* Task directions
Give the data a second time, exactly and in full.
------ Data lines ------
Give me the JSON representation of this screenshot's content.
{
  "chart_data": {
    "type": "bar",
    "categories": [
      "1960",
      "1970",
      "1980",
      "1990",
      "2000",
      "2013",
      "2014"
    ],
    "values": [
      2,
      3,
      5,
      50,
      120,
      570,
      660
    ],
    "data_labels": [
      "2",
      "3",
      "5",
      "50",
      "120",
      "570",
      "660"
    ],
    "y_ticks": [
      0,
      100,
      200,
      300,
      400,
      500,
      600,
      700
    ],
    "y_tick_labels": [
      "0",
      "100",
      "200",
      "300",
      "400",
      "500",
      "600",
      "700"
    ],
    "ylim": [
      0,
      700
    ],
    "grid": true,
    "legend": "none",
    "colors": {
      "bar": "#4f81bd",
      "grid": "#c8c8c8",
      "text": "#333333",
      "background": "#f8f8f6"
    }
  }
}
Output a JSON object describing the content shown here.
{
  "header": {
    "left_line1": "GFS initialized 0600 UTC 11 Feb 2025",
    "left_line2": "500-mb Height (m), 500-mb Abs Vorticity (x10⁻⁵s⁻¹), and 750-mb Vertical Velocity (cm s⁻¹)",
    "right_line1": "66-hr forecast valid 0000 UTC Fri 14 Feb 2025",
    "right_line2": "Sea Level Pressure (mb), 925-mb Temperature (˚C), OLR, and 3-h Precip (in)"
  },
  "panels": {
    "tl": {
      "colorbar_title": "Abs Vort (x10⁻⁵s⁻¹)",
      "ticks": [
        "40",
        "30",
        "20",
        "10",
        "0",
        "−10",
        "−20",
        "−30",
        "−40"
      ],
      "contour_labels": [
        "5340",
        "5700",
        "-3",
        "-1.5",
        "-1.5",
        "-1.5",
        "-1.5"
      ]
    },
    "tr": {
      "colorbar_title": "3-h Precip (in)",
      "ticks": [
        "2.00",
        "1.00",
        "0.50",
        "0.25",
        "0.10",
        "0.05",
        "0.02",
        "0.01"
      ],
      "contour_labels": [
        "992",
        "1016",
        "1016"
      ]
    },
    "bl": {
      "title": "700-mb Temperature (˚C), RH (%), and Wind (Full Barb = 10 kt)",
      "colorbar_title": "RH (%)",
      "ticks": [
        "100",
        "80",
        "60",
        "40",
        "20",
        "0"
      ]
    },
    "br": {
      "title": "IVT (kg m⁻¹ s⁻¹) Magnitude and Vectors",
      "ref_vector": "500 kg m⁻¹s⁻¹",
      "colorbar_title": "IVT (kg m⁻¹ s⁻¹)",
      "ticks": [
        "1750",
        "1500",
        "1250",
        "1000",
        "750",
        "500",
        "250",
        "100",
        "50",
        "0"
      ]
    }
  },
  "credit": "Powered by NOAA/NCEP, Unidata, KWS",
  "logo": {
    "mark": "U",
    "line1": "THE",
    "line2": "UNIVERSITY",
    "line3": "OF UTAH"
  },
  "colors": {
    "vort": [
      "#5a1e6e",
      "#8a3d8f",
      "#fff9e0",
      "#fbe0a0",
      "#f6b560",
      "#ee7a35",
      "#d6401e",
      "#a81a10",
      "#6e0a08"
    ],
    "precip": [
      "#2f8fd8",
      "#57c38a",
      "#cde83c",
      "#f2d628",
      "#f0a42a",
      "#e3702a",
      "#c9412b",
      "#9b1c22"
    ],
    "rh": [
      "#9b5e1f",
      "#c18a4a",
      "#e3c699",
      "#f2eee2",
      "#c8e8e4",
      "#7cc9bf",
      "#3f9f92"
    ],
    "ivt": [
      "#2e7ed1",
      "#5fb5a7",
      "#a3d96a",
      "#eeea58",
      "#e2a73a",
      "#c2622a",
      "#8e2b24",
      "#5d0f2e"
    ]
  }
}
------
* Task response
Give me the JSON representation of this screenshot's content.
{
  "chart_data": {
    "type": "bar",
    "categories": [
      "1960",
      "1970",
      "1980",
      "1990",
      "2000",
      "2013",
      "2014"
    ],
    "values": [
      2,
      3,
      5,
      50,
      120,
      570,
      660
    ],
    "data_labels": [
      "2",
      "3",
      "5",
      "50",
      "120",
      "570",
      "660"
    ],
    "y_ticks": [
      0,
      100,
      200,
      300,
      400,
      500,
      600,
      700
    ],
    "y_tick_labels": [
      "0",
      "100",
      "200",
      "300",
      "400",
      "500",
      "600",
      "700"
    ],
    "ylim": [
      0,
      700
    ],
    "grid": true,
    "legend": "none",
    "colors": {
      "bar": "#4f81bd",
      "grid": "#c8c8c8",
      "text": "#333333",
      "background": "#f8f8f6"
    }
  }
}
Output a JSON object describing the content shown here.
{
  "header": {
    "left_line1": "GFS initialized 0600 UTC 11 Feb 2025",
    "left_line2": "500-mb Height (m), 500-mb Abs Vorticity (x10⁻⁵s⁻¹), and 750-mb Vertical Velocity (cm s⁻¹)",
    "right_line1": "66-hr forecast valid 0000 UTC Fri 14 Feb 2025",
    "right_line2": "Sea Level Pressure (mb), 925-mb Temperature (˚C), OLR, and 3-h Precip (in)"
  },
  "panels": {
    "tl": {
      "colorbar_title": "Abs Vort (x10⁻⁵s⁻¹)",
      "ticks": [
        "40",
        "30",
        "20",
        "10",
        "0",
        "−10",
        "−20",
        "−30",
        "−40"
      ],
      "contour_labels": [
        "5340",
        "5700",
        "-3",
        "-1.5",
        "-1.5",
        "-1.5",
        "-1.5"
      ]
    },
    "tr": {
      "colorbar_title": "3-h Precip (in)",
      "ticks": [
        "2.00",
        "1.00",
        "0.50",
        "0.25",
        "0.10",
        "0.05",
        "0.02",
        "0.01"
      ],
      "contour_labels": [
        "992",
        "1016",
        "1016"
      ]
    },
    "bl": {
      "title": "700-mb Temperature (˚C), RH (%), and Wind (Full Barb = 10 kt)",
      "colorbar_title": "RH (%)",
      "ticks": [
        "100",
        "80",
        "60",
        "40",
        "20",
        "0"
      ]
    },
    "br": {
      "title": "IVT (kg m⁻¹ s⁻¹) Magnitude and Vectors",
      "ref_vector": "500 kg m⁻¹s⁻¹",
      "colorbar_title": "IVT (kg m⁻¹ s⁻¹)",
      "ticks": [
        "1750",
        "1500",
        "1250",
        "1000",
        "750",
        "500",
        "250",
        "100",
        "50",
        "0"
      ]
    }
  },
  "credit": "Powered by NOAA/NCEP, Unidata, KWS",
  "logo": {
    "mark": "U",
    "line1": "THE",
    "line2": "UNIVERSITY",
    "line3": "OF UTAH"
  },
  "colors": {
    "vort": [
      "#5a1e6e",
      "#8a3d8f",
      "#fff9e0",
      "#fbe0a0",
      "#f6b560",
      "#ee7a35",
      "#d6401e",
      "#a81a10",
      "#6e0a08"
    ],
    "precip": [
      "#2f8fd8",
      "#57c38a",
      "#cde83c",
      "#f2d628",
      "#f0a42a",
      "#e3702a",
      "#c9412b",
      "#9b1c22"
    ],
    "rh": [
      "#9b5e1f",
      "#c18a4a",
      "#e3c699",
      "#f2eee2",
      "#c8e8e4",
      "#7cc9bf",
      "#3f9f92"
    ],
    "ivt": [
      "#2e7ed1",
      "#5fb5a7",
      "#a3d96a",
      "#eeea58",
      "#e2a73a",
      "#c2622a",
      "#8e2b24",
      "#5d0f2e"
    ]
  }
}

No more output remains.